**What to do**
Go over the entries and report the lines where the word "rumslägenhet" occurs.

**Record set**
╔══
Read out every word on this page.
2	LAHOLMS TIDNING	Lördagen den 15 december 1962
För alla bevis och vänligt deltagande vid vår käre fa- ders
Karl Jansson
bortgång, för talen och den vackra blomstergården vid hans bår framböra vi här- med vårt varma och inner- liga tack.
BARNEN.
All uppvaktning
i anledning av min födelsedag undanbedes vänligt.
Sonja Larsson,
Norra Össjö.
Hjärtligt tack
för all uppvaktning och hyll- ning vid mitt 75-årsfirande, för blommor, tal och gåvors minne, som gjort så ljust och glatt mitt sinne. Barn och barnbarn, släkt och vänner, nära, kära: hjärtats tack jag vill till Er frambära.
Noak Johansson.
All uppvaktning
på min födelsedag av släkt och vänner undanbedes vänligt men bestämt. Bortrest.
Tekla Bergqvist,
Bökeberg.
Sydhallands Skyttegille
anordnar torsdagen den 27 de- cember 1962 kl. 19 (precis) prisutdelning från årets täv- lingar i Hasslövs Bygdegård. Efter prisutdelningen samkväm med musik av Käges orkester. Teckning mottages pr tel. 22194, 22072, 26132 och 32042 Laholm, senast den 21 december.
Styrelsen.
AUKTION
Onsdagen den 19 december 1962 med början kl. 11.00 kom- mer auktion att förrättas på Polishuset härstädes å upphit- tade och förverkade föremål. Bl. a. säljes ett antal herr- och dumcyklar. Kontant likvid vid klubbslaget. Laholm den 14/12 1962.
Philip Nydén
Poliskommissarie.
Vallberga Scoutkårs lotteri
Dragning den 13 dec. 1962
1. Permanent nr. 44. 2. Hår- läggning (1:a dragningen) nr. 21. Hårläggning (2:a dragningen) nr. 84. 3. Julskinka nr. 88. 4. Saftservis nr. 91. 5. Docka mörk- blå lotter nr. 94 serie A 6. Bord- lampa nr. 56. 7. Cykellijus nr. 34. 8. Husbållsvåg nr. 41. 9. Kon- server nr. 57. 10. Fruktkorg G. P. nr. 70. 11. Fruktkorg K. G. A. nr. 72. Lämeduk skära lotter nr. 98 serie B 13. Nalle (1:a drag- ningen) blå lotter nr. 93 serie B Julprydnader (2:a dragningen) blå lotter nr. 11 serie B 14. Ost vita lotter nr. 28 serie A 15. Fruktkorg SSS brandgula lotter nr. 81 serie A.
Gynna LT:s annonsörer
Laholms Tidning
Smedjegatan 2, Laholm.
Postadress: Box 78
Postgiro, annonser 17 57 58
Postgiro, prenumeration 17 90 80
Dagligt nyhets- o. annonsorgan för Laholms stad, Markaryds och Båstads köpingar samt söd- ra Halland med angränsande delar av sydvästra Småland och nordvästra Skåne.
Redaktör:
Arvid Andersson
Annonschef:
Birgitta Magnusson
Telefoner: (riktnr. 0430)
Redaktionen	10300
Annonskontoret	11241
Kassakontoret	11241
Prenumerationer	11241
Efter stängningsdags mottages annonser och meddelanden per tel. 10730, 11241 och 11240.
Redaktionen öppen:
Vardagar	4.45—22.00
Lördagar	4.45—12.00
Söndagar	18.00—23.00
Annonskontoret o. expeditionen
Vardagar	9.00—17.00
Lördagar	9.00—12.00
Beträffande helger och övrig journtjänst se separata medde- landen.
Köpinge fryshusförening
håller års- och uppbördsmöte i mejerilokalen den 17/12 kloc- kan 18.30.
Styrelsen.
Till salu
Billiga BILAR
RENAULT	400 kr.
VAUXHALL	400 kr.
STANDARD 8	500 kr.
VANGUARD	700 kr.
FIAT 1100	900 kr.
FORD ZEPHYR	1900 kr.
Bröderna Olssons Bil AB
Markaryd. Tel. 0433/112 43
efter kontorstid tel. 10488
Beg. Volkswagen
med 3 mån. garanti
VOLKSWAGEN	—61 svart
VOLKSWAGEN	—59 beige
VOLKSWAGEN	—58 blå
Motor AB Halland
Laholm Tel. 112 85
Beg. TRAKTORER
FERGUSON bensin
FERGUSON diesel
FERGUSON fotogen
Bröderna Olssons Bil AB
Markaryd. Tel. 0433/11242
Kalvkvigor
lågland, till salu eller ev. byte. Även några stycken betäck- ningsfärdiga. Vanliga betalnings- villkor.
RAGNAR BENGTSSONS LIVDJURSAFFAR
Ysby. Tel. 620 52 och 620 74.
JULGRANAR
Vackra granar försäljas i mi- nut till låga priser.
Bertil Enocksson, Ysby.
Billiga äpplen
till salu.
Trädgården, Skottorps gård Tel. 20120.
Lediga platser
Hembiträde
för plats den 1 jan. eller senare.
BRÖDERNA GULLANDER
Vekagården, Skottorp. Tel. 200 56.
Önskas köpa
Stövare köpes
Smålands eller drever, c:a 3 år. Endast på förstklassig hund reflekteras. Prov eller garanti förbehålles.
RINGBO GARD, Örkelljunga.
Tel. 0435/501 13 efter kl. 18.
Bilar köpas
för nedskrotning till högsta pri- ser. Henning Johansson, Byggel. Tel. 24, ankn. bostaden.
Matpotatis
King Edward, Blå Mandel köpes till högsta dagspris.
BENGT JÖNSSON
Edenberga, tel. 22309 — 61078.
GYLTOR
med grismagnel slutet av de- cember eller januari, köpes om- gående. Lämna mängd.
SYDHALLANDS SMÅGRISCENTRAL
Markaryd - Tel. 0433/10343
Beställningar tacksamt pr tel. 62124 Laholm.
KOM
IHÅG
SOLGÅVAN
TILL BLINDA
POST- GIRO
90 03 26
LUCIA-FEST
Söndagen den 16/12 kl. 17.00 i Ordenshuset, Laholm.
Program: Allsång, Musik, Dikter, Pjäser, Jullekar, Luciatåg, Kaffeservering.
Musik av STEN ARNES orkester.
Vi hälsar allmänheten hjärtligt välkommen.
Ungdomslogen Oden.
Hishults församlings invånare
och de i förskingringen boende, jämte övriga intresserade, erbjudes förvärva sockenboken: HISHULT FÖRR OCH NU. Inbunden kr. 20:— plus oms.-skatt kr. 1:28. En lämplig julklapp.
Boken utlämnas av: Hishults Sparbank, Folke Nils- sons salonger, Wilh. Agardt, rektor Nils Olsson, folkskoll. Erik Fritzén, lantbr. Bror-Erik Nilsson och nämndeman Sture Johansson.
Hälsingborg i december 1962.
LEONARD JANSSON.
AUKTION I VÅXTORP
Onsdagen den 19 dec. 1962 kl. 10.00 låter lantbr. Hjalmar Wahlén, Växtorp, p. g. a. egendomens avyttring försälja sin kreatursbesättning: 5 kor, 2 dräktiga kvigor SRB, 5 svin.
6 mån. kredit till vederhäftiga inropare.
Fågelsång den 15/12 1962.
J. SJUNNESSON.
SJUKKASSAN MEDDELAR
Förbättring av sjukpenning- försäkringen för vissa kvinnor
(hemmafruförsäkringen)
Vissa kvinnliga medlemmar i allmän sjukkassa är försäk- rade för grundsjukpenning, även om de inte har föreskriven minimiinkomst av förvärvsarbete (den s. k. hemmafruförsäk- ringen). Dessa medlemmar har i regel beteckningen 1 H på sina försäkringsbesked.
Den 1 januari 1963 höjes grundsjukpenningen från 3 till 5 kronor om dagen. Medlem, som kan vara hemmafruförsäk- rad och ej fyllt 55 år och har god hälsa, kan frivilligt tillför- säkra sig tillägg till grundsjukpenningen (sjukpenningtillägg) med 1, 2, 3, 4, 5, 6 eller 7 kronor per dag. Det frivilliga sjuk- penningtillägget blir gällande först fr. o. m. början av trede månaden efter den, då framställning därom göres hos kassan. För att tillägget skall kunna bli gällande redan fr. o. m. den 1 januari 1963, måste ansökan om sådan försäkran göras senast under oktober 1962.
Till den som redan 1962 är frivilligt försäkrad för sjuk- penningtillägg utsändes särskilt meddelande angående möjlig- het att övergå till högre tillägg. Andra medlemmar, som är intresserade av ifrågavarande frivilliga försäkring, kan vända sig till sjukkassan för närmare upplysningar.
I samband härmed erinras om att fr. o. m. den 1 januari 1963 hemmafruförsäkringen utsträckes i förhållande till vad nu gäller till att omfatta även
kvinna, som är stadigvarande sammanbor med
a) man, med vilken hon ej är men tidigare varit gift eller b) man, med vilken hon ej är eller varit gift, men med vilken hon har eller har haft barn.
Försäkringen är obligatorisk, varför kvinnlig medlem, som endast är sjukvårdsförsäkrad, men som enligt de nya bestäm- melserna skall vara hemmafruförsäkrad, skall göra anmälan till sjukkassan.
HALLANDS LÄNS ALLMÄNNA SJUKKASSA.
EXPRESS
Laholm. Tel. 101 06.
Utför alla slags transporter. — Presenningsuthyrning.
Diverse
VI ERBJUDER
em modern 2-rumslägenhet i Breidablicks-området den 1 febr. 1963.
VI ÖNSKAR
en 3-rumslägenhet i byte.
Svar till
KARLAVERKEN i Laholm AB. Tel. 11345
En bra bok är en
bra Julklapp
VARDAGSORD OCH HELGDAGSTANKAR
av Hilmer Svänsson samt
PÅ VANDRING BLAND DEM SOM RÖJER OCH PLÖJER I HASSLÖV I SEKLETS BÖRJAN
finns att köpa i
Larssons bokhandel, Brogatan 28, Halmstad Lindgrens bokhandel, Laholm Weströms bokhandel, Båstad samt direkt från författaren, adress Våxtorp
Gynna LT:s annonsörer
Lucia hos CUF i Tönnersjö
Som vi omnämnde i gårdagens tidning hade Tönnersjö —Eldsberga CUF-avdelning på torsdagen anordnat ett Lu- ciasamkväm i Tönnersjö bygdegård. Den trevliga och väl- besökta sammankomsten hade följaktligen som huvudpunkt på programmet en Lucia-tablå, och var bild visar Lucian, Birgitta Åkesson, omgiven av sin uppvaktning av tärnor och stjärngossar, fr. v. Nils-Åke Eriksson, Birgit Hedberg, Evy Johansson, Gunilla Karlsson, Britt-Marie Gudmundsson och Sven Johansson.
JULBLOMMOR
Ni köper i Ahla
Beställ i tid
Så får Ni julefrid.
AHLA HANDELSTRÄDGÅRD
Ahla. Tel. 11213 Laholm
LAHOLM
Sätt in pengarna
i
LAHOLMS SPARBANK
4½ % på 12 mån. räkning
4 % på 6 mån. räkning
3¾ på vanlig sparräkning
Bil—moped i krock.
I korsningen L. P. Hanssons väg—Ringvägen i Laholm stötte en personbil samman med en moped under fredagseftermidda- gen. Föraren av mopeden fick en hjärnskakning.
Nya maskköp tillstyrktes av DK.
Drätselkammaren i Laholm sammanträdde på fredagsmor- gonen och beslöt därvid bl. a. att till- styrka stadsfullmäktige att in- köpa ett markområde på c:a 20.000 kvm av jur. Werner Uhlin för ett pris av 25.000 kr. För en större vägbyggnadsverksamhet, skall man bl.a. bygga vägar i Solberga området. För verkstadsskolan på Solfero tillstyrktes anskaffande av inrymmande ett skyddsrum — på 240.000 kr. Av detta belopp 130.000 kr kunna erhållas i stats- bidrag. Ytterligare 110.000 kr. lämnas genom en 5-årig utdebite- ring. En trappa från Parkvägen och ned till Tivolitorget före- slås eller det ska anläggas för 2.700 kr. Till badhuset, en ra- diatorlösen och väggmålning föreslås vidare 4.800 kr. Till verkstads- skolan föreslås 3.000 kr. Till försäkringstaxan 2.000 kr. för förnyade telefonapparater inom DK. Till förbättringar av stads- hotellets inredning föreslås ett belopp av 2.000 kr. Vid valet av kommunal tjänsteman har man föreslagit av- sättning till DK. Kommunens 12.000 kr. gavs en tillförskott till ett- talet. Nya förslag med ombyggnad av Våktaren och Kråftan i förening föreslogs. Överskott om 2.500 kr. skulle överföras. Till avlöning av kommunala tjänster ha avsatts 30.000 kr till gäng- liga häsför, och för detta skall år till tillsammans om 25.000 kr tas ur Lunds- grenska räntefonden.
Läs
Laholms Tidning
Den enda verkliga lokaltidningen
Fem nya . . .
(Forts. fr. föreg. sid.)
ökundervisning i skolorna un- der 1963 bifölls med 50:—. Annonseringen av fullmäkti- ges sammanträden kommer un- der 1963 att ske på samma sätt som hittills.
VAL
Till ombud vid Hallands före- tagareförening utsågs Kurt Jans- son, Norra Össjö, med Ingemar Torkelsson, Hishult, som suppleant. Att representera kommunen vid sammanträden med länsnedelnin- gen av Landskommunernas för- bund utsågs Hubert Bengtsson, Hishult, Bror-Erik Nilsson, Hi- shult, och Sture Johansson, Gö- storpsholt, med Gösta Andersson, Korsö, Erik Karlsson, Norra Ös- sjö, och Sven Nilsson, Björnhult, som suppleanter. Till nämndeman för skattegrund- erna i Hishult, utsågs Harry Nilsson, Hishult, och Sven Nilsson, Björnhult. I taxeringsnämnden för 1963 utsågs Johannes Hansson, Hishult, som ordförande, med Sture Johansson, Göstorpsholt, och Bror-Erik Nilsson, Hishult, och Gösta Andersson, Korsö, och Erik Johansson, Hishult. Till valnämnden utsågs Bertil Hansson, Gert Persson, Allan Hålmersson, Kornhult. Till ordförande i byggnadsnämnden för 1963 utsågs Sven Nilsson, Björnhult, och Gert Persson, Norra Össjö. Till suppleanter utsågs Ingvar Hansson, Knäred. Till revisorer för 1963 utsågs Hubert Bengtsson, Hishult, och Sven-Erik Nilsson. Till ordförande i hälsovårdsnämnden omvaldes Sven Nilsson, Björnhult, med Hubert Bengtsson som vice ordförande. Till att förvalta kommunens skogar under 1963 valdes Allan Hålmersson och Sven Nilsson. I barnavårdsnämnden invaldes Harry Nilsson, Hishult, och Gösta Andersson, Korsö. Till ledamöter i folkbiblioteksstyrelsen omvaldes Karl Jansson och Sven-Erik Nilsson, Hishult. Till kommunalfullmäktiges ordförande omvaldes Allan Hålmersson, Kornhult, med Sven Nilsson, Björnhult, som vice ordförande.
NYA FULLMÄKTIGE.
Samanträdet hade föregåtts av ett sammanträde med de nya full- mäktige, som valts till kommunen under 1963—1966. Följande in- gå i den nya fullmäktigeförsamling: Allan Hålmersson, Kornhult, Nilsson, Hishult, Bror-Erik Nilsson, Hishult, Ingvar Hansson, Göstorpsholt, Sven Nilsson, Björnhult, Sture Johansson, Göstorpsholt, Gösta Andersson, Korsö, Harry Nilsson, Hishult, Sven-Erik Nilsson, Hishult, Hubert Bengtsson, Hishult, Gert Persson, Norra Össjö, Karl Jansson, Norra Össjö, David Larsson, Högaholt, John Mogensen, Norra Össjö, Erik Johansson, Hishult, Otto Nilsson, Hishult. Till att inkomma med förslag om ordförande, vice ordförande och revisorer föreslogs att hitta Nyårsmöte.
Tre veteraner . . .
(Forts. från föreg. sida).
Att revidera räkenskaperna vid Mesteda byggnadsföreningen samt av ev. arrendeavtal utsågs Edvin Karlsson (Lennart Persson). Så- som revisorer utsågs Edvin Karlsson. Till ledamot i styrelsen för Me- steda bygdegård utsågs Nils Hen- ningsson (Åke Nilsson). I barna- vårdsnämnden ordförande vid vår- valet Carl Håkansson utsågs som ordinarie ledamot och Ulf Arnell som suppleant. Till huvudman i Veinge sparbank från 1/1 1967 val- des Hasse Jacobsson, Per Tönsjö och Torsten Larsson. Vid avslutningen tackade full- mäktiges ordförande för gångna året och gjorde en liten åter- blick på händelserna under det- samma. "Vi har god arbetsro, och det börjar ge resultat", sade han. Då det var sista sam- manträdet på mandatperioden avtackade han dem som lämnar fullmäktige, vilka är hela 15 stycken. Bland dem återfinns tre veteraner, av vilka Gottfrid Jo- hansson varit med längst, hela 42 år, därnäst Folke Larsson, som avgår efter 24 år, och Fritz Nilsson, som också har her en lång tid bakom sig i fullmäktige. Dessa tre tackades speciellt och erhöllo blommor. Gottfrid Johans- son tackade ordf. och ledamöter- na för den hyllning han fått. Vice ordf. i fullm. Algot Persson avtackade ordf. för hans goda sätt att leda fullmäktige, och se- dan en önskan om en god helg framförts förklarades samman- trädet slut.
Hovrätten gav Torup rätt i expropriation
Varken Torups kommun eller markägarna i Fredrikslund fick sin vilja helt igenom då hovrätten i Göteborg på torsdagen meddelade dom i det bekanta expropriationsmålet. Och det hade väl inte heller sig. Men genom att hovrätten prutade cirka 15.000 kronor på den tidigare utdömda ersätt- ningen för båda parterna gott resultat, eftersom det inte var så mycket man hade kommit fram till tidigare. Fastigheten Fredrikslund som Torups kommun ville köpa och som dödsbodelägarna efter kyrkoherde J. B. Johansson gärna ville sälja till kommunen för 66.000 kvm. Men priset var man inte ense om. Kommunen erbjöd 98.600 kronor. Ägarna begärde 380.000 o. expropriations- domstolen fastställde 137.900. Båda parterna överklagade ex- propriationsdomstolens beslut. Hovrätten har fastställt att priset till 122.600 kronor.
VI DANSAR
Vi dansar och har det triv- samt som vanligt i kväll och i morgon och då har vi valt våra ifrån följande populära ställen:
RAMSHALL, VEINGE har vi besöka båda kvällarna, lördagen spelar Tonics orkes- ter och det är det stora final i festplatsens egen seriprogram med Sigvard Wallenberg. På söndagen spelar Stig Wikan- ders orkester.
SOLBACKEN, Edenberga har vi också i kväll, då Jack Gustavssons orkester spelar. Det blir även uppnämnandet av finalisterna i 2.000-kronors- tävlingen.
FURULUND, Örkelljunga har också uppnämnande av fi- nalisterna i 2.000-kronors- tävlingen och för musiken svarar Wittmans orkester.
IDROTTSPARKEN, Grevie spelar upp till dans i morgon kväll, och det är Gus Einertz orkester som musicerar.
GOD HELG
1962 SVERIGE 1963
╚══
**Task solution**
em modern 2-rumslägenhet i Breidablicks-området den 1 febr. 1963.
en 3-rumslägenhet i byte.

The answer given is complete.